▶ _GOAL_
Which lines hold the word "your"? Copy each of them from the material.
— BEGIN MATERIAL PROVIDED —
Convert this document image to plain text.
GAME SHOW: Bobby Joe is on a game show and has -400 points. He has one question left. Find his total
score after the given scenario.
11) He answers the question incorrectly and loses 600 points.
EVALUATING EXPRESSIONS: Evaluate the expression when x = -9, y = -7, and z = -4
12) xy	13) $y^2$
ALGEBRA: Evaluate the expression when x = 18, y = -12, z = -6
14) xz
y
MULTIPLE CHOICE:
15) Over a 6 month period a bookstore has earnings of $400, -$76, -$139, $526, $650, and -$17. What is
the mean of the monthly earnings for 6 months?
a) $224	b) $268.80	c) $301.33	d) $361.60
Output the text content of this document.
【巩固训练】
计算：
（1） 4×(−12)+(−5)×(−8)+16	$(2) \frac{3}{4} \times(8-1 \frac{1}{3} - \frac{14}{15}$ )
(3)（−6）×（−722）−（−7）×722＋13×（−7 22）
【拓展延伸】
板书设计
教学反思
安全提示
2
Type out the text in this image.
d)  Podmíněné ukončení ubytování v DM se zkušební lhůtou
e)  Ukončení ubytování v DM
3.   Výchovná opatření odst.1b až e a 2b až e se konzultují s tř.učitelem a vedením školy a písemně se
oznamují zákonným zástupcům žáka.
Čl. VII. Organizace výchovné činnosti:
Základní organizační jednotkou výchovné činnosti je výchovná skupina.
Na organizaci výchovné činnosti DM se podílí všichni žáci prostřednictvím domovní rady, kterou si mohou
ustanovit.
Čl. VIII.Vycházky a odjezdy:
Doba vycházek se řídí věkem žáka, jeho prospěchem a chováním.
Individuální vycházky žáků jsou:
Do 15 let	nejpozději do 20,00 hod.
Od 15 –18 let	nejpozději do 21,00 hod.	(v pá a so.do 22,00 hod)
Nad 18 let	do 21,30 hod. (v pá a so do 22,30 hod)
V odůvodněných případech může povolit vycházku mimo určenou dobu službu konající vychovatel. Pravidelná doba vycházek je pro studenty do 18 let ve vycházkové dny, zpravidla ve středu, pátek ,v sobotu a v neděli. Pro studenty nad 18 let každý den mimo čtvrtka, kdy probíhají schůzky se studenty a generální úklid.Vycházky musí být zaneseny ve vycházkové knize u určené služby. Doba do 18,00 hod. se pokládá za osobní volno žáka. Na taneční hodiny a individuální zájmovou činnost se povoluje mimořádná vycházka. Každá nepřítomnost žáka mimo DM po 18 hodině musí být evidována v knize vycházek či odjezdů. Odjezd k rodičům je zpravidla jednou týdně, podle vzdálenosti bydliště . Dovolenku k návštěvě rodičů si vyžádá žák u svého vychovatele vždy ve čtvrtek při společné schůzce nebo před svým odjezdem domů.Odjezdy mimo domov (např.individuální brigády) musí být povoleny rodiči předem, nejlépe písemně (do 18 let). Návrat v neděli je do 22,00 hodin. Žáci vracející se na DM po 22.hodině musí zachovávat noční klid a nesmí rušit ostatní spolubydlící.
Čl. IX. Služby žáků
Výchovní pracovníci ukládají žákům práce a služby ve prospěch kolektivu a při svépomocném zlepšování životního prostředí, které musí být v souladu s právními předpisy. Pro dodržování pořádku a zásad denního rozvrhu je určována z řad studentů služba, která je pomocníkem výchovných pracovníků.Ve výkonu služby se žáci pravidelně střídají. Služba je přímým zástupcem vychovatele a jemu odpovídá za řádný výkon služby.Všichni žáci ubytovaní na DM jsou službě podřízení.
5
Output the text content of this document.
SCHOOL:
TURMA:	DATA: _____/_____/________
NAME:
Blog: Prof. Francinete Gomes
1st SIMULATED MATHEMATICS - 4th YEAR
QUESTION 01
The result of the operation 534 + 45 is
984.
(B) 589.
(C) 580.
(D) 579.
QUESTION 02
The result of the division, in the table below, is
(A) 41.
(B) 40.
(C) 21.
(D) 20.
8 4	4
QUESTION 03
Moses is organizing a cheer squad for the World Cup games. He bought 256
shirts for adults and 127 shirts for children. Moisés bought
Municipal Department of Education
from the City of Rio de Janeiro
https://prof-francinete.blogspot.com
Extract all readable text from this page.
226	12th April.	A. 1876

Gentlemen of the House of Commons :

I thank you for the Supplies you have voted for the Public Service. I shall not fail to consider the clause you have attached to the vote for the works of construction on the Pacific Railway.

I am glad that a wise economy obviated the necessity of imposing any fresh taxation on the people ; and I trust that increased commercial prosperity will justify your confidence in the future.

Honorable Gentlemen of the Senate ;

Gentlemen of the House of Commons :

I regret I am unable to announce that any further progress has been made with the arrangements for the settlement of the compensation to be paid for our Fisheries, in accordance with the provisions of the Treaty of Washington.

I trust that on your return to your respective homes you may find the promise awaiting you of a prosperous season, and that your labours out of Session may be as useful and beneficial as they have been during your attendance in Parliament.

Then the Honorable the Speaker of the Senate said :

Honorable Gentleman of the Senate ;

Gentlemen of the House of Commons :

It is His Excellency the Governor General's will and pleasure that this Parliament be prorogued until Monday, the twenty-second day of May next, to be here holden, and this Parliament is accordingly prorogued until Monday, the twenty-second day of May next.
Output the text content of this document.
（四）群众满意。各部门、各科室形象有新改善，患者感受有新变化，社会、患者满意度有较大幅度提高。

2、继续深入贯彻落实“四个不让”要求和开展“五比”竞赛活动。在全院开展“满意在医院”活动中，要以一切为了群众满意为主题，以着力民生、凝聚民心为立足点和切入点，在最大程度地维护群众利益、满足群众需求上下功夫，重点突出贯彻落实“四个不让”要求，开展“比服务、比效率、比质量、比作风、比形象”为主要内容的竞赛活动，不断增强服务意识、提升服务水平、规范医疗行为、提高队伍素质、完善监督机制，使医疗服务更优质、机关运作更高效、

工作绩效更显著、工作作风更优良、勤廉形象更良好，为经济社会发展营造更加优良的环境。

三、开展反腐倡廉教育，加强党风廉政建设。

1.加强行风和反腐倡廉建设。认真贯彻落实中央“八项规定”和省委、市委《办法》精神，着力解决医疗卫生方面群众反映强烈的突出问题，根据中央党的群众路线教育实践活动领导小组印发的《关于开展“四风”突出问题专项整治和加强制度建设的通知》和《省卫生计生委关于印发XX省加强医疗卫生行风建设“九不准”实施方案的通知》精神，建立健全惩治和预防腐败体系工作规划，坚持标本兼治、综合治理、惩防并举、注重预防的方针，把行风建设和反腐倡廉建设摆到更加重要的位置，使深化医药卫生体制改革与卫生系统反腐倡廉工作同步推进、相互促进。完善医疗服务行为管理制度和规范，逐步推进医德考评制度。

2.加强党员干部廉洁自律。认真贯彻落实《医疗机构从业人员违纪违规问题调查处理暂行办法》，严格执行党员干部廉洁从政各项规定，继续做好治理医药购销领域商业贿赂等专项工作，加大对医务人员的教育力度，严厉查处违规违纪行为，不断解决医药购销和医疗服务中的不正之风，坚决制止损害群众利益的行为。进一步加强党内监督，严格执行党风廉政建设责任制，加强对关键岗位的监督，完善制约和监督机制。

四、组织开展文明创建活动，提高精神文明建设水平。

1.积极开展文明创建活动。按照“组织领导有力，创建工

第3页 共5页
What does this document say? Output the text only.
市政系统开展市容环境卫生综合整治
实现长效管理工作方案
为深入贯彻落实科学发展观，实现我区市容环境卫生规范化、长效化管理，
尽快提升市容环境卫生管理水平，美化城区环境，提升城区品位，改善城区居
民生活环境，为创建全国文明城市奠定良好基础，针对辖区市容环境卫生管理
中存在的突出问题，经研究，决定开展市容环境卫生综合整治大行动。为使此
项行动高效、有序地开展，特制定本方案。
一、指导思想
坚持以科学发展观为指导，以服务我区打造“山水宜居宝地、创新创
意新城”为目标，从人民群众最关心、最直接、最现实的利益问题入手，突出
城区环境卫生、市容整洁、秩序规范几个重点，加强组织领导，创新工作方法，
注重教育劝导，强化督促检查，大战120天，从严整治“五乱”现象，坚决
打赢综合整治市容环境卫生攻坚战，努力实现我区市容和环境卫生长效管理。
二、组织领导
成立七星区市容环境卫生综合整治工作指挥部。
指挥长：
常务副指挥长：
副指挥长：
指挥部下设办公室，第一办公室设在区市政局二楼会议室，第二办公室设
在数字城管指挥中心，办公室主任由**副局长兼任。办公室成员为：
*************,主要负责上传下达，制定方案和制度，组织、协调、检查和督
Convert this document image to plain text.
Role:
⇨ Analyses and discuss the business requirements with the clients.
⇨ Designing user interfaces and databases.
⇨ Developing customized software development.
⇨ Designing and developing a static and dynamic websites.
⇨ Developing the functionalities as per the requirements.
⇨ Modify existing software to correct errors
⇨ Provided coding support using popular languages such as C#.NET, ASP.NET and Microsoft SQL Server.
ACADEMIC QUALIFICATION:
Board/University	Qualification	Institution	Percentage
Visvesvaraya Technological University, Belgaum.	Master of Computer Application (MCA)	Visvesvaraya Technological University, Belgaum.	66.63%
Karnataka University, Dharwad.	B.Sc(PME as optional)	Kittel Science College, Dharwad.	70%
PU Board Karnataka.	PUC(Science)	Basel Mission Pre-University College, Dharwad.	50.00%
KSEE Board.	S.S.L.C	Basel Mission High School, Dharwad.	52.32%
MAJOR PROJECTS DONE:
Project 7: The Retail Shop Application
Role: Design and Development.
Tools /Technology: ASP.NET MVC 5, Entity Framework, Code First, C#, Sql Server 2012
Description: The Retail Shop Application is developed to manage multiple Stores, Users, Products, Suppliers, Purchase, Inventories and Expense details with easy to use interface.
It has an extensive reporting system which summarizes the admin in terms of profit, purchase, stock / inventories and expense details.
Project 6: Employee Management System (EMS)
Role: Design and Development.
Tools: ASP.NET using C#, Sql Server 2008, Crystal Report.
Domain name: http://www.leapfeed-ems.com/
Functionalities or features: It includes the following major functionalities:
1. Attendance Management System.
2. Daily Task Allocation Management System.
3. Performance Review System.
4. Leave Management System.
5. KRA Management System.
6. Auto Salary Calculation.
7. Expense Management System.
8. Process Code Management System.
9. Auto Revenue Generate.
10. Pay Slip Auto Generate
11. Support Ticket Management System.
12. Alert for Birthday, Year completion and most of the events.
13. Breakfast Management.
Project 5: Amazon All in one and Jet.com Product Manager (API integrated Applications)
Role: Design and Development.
— END MATERIAL PROVIDED —
▶ _ANSWER TO THIS PROBLEM_
I am glad that a wise economy obviated the necessity of imposing any fresh taxation on the people ; and I trust that increased commercial prosperity will justify your confidence in the future.
I trust that on your return to your respective homes you may find the promise awaiting you of a prosperous season, and that your labours out of Session may be as useful and beneficial as they have been during your attendance in Parliament.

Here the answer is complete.